> [Task description]:
Filter the data for lines with the word "text", then copy every line so identified.

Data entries
=-=-=-=-=

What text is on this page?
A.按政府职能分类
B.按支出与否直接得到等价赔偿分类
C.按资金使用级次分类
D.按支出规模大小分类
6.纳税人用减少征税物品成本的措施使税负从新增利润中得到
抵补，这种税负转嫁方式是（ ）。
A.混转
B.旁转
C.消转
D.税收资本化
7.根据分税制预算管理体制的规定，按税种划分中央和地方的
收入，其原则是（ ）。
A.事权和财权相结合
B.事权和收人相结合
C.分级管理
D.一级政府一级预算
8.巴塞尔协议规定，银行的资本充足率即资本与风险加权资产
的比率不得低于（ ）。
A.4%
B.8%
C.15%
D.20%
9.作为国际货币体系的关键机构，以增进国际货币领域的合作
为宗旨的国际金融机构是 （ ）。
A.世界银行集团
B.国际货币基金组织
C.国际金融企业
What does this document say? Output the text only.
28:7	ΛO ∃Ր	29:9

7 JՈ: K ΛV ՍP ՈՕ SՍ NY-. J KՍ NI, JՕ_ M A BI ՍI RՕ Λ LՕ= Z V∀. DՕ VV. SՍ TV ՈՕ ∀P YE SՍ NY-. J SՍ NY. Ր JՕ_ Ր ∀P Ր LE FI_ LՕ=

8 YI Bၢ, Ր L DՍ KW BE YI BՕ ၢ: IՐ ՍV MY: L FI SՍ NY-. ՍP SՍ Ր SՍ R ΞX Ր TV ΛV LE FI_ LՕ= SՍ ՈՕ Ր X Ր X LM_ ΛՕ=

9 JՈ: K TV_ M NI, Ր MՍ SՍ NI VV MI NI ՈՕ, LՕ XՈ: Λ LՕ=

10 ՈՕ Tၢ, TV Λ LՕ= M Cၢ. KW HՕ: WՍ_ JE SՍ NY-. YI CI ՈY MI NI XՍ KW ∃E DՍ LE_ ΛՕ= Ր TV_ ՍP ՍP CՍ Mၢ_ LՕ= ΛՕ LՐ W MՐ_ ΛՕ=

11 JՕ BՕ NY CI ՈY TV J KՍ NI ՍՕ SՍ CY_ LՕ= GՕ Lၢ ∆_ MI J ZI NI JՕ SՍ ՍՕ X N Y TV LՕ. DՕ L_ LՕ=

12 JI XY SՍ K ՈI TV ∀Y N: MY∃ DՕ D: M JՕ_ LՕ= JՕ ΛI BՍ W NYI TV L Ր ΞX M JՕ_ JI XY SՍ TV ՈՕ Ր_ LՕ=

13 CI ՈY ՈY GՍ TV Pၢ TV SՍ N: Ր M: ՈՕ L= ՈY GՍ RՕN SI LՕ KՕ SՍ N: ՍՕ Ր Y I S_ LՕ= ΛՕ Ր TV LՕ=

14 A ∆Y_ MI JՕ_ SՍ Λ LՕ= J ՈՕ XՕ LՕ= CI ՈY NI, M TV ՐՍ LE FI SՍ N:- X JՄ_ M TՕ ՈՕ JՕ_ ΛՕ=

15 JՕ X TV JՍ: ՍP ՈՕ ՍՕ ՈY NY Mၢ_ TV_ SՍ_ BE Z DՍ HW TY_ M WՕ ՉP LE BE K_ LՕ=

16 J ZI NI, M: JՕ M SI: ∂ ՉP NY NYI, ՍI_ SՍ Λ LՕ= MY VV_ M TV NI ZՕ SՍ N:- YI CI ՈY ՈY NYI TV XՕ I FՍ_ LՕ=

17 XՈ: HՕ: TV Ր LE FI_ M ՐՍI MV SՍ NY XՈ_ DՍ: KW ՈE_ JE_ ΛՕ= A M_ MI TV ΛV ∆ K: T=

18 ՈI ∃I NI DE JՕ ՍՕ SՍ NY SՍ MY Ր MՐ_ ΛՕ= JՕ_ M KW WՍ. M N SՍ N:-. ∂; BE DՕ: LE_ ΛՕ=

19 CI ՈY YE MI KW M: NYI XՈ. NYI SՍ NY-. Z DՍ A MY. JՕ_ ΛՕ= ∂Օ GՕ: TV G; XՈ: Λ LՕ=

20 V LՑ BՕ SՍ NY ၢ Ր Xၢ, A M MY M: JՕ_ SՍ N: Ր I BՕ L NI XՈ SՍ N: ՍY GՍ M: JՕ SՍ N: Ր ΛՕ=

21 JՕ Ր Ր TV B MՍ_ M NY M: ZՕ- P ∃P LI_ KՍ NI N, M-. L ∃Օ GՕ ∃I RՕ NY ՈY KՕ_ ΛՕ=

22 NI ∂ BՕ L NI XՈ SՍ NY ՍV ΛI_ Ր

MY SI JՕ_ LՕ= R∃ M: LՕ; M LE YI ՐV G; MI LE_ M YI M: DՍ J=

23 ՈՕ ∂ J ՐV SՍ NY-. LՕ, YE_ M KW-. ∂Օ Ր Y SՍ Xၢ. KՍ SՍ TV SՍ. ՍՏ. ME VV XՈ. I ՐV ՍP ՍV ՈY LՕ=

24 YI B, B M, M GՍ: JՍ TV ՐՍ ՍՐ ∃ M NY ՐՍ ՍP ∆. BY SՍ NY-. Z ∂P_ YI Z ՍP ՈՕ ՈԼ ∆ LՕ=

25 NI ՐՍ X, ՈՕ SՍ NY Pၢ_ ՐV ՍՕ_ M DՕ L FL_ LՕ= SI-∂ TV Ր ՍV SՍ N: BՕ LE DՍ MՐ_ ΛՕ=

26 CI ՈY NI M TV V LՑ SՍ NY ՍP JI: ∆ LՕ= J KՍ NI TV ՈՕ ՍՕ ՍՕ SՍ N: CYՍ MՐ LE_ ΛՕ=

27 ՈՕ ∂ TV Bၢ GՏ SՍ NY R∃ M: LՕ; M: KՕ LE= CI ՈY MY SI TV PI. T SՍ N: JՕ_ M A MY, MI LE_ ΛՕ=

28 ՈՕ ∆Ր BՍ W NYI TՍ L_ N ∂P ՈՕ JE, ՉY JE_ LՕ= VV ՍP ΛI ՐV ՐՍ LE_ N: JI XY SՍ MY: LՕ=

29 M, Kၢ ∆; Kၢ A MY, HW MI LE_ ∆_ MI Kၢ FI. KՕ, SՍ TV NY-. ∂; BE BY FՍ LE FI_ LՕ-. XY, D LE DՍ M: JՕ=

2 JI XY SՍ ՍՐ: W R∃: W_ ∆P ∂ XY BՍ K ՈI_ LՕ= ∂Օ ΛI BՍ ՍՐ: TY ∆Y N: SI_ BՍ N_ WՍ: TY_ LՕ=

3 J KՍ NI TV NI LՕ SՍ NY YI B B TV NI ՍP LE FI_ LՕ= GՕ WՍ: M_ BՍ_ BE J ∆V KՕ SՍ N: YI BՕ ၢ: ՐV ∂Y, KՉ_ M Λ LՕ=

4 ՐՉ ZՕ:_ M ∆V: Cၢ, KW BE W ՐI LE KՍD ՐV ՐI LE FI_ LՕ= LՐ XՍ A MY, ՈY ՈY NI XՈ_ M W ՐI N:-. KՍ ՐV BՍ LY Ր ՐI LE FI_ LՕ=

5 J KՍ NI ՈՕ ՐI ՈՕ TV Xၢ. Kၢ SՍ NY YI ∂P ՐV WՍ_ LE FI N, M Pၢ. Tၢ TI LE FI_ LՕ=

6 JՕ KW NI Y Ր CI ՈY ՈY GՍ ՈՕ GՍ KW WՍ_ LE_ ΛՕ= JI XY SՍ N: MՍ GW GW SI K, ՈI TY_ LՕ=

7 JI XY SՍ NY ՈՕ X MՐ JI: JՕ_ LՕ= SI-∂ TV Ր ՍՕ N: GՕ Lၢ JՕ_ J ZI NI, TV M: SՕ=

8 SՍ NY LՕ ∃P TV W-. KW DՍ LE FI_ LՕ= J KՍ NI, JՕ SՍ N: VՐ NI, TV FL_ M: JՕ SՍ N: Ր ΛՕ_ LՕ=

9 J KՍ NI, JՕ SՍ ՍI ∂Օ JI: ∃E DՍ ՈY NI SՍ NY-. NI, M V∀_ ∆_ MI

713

=-=-=-=-=

> [Correct response]:
What text is on this page?
What does this document say? Output the text only.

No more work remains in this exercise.